• _Records for this task_
......

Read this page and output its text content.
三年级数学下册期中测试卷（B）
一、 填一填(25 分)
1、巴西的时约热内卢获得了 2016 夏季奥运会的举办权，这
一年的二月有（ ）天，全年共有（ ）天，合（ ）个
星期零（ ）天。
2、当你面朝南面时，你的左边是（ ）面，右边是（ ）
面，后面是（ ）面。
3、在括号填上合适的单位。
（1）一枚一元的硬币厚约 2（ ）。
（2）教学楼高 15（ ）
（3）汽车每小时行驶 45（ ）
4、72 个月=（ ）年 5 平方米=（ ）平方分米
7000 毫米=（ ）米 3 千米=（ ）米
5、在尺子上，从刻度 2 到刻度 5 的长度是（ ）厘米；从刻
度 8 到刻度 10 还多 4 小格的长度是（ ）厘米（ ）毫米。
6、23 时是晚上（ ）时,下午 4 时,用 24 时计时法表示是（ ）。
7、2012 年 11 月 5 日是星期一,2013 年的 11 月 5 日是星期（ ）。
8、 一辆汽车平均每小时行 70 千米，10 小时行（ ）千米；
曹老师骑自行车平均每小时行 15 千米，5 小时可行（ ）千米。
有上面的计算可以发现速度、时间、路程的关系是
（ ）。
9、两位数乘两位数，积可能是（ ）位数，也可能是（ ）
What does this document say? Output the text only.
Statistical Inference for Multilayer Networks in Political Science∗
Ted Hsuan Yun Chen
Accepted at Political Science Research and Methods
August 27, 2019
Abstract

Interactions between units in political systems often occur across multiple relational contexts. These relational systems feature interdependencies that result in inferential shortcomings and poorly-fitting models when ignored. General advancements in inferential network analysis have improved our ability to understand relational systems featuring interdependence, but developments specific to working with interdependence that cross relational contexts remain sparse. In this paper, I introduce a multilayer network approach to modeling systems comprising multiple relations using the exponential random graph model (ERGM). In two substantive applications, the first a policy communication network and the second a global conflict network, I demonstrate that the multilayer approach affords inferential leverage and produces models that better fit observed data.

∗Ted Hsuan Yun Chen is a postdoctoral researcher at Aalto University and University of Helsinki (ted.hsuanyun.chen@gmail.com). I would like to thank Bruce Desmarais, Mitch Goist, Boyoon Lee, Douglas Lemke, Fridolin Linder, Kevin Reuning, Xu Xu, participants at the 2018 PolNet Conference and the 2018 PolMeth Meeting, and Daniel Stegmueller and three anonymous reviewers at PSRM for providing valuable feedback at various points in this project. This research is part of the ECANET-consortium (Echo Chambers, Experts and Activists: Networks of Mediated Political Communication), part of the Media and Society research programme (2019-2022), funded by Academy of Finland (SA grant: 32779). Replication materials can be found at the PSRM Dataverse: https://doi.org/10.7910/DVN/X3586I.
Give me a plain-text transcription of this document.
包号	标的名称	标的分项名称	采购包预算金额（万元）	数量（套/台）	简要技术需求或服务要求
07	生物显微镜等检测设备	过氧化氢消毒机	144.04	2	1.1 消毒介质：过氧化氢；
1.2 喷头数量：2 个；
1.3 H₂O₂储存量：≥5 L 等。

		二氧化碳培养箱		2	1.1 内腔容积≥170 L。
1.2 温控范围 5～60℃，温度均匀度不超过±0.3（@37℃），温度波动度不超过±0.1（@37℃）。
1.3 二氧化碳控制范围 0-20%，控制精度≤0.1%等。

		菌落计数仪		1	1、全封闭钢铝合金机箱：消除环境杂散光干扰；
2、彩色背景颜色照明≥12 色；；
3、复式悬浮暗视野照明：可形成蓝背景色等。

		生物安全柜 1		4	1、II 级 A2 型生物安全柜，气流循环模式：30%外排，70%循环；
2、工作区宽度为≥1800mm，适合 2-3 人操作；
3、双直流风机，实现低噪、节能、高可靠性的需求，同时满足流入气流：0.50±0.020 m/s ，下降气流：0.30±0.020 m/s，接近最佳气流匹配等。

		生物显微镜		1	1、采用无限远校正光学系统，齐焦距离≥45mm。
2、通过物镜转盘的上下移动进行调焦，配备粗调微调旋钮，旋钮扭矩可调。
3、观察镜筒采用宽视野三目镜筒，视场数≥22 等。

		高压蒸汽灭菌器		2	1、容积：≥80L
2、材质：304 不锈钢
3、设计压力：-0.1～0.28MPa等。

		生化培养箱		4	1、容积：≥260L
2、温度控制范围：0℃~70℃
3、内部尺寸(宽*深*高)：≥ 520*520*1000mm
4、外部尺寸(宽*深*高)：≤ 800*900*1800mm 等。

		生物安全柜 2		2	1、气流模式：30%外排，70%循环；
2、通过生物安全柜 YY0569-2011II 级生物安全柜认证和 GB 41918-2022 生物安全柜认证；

......

• _Your task_
Collect the complete line wherever the string "Science" appears in the records.

• _Answer to the exercise_
Statistical Inference for Multilayer Networks in Political Science∗
Accepted at Political Science Research and Methods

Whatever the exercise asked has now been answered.